-- Begin --

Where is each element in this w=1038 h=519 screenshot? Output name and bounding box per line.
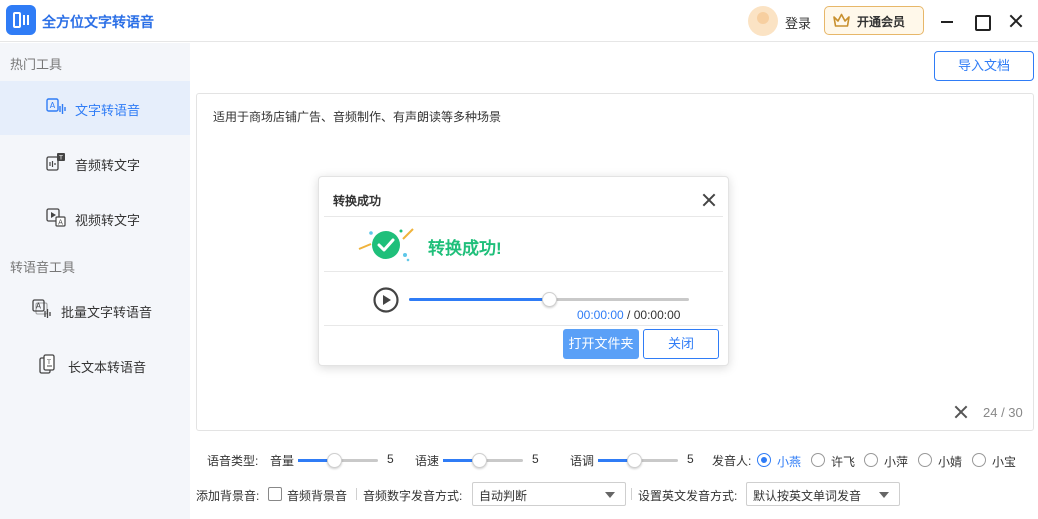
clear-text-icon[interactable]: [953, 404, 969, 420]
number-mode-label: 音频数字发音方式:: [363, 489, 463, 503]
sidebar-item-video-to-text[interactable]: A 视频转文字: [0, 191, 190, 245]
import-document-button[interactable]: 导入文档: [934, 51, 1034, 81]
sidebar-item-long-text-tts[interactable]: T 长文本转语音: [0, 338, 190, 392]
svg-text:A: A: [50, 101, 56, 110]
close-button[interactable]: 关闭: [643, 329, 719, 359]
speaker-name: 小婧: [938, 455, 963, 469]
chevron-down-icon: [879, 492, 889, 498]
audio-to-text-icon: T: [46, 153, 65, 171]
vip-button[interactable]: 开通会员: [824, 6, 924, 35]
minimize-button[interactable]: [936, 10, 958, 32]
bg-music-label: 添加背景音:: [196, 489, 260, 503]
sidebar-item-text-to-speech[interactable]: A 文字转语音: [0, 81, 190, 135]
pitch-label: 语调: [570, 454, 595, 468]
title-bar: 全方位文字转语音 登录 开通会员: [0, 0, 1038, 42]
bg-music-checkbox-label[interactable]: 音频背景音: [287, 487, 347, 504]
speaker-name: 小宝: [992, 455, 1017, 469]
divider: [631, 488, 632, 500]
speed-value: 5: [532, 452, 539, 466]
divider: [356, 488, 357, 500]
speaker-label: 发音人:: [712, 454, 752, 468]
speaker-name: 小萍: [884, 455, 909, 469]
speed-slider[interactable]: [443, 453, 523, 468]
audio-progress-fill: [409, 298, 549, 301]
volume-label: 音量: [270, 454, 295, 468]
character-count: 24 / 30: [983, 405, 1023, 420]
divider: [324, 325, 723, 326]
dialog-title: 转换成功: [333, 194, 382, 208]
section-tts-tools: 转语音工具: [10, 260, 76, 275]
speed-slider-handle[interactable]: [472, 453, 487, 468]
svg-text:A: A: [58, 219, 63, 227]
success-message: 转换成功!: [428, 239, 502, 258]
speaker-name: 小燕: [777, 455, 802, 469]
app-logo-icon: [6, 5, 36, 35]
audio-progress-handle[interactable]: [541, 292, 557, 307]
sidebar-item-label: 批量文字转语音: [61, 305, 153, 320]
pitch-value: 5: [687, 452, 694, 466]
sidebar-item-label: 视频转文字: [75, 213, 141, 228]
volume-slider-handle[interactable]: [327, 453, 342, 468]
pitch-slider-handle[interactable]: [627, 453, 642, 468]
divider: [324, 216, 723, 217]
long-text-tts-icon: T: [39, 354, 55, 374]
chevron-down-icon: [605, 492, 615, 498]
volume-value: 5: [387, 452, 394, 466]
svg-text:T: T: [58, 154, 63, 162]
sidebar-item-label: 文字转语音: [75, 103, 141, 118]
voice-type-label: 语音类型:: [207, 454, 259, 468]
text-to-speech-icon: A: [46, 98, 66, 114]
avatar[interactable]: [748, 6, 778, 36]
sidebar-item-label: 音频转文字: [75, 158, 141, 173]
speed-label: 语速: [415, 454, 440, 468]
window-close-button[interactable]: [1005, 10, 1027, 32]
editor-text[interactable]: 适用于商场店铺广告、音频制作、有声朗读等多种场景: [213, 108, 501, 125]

-- End --

> DIRECTIVE
Rename "speaker-name" to "voice-name" throughout the records above, leaving everything else unchanged and omitting the pictures.

> EXPECTED ANSWER
Where is each element in this w=1038 h=519 screenshot? Output name and bounding box per line.
clear-text-icon[interactable]: [953, 404, 969, 420]
number-mode-label: 音频数字发音方式:: [363, 489, 463, 503]
sidebar-item-video-to-text[interactable]: A 视频转文字: [0, 191, 190, 245]
import-document-button[interactable]: 导入文档: [934, 51, 1034, 81]
sidebar-item-long-text-tts[interactable]: T 长文本转语音: [0, 338, 190, 392]
svg-text:A: A: [50, 101, 56, 110]
close-button[interactable]: 关闭: [643, 329, 719, 359]
voice-name: 小婧: [938, 455, 963, 469]
chevron-down-icon: [879, 492, 889, 498]
audio-to-text-icon: T: [46, 153, 65, 171]
vip-button[interactable]: 开通会员: [824, 6, 924, 35]
minimize-button[interactable]: [936, 10, 958, 32]
bg-music-label: 添加背景音:: [196, 489, 260, 503]
sidebar-item-text-to-speech[interactable]: A 文字转语音: [0, 81, 190, 135]
pitch-label: 语调: [570, 454, 595, 468]
title-bar: 全方位文字转语音 登录 开通会员: [0, 0, 1038, 42]
bg-music-checkbox-label[interactable]: 音频背景音: [287, 487, 347, 504]
voice-name: 小宝: [992, 455, 1017, 469]
divider: [631, 488, 632, 500]
speed-value: 5: [532, 452, 539, 466]
divider: [356, 488, 357, 500]
speaker-label: 发音人:: [712, 454, 752, 468]
voice-name: 小萍: [884, 455, 909, 469]
speed-slider[interactable]: [443, 453, 523, 468]
audio-progress-fill: [409, 298, 549, 301]
volume-label: 音量: [270, 454, 295, 468]
character-count: 24 / 30: [983, 405, 1023, 420]
divider: [324, 325, 723, 326]
dialog-title: 转换成功: [333, 194, 382, 208]
section-tts-tools: 转语音工具: [10, 260, 76, 275]
speed-slider-handle[interactable]: [472, 453, 487, 468]
svg-text:A: A: [58, 219, 63, 227]
success-message: 转换成功!: [428, 239, 502, 258]
voice-name: 小燕: [777, 455, 802, 469]
app-logo-icon: [6, 5, 36, 35]
audio-progress-handle[interactable]: [541, 292, 557, 307]
sidebar-item-label: 批量文字转语音: [61, 305, 153, 320]
pitch-value: 5: [687, 452, 694, 466]
sidebar-item-label: 视频转文字: [75, 213, 141, 228]
volume-slider-handle[interactable]: [327, 453, 342, 468]
pitch-slider-handle[interactable]: [627, 453, 642, 468]
divider: [324, 216, 723, 217]
long-text-tts-icon: T: [39, 354, 55, 374]
chevron-down-icon: [605, 492, 615, 498]
volume-value: 5: [387, 452, 394, 466]
svg-text:T: T: [58, 154, 63, 162]
sidebar-item-label: 文字转语音: [75, 103, 141, 118]
voice-type-label: 语音类型:: [207, 454, 259, 468]
text-to-speech-icon: A: [46, 98, 66, 114]
avatar[interactable]: [748, 6, 778, 36]
sidebar-item-label: 音频转文字: [75, 158, 141, 173]
speed-label: 语速: [415, 454, 440, 468]
window-close-button[interactable]: [1005, 10, 1027, 32]
editor-text[interactable]: 适用于商场店铺广告、音频制作、有声朗读等多种场景: [213, 108, 501, 125]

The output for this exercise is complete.